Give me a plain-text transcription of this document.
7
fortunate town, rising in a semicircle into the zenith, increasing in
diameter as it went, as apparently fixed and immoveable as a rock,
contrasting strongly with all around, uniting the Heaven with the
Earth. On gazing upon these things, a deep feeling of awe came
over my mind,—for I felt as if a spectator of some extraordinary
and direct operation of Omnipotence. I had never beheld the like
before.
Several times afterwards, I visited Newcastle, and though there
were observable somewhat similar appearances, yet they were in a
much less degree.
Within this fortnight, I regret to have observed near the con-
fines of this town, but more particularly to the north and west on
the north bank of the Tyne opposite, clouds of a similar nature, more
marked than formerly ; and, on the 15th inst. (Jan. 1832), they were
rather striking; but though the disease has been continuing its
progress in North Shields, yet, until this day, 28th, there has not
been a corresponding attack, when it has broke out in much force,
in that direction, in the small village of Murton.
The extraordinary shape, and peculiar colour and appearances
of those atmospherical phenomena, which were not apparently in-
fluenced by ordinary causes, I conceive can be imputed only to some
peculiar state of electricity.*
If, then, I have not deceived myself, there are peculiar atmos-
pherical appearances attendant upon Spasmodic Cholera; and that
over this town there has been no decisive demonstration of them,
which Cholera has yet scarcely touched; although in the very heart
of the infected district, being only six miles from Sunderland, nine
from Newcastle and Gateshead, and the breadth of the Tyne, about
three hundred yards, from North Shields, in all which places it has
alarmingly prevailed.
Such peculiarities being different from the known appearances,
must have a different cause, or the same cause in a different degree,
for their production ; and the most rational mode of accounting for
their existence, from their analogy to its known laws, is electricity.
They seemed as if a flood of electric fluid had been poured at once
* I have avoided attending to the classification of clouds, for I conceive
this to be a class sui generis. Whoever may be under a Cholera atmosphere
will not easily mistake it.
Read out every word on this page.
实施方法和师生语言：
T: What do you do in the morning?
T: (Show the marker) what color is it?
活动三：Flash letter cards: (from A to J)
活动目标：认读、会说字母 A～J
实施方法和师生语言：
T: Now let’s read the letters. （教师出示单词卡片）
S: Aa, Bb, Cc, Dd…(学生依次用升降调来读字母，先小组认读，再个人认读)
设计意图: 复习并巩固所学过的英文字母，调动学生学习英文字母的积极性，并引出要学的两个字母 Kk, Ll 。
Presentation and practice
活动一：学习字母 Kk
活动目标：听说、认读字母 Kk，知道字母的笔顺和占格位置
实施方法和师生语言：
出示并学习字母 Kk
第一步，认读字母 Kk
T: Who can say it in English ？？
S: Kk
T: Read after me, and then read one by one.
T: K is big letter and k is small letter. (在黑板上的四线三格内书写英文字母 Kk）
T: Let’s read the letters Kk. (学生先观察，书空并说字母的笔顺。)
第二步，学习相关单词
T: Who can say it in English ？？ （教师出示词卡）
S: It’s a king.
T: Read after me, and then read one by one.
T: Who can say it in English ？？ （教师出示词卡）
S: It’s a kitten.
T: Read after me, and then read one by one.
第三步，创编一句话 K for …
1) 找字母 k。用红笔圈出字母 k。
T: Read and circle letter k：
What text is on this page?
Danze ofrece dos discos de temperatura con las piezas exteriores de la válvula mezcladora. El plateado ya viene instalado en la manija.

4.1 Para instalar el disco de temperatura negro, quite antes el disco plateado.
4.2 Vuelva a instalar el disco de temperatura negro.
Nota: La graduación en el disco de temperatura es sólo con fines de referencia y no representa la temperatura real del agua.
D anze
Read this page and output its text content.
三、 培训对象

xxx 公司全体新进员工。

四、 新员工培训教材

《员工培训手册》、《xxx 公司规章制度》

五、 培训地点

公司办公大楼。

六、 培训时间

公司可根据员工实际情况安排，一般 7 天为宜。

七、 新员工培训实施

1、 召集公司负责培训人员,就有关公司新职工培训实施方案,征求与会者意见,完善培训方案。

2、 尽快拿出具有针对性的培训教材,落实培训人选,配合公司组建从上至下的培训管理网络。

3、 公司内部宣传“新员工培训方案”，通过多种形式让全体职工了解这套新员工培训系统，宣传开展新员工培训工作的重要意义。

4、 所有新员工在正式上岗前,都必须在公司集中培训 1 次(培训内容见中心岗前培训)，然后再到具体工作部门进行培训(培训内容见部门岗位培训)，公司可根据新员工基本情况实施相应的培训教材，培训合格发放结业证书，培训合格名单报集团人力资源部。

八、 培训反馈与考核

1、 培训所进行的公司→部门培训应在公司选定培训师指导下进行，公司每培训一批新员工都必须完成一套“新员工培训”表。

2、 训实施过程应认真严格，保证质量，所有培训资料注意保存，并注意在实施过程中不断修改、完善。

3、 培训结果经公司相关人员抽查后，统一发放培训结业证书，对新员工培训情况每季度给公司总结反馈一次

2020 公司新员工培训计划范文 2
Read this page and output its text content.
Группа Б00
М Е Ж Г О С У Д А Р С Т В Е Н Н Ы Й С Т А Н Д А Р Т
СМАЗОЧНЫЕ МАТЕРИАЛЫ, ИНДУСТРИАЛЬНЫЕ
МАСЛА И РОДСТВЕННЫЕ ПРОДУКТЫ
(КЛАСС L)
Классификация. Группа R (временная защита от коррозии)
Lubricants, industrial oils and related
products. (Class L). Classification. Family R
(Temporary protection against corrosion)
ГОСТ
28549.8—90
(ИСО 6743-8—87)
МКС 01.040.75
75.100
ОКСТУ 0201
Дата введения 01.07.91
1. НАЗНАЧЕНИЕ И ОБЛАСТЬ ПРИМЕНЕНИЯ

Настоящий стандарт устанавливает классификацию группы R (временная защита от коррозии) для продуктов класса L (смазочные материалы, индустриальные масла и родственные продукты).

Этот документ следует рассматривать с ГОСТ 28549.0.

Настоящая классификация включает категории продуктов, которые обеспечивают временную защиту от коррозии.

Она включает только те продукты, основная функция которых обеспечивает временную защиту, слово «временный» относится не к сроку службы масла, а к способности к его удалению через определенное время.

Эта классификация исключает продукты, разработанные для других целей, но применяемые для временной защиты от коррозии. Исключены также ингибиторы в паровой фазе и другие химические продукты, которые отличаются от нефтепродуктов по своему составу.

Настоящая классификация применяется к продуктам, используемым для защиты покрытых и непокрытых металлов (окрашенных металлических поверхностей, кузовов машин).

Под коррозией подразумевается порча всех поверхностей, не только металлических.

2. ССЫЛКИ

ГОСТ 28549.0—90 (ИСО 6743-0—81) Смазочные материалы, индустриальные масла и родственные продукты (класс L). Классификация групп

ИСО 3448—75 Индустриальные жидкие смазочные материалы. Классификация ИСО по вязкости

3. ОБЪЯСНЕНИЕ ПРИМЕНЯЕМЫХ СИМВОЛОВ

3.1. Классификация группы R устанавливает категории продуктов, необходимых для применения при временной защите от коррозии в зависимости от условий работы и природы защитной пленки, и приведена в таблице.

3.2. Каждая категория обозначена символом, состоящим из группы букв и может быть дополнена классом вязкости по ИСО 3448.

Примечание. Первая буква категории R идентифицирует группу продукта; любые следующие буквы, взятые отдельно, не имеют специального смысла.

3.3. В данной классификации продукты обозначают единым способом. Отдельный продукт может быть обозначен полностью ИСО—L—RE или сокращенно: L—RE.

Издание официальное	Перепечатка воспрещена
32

■ ■ ■

## Given task
Sift the material for lines with the string "clouds". Copy each one found.

## Full solution
the north bank of the Tyne opposite, clouds of a similar nature, more
* I have avoided attending to the classification of clouds, for I conceive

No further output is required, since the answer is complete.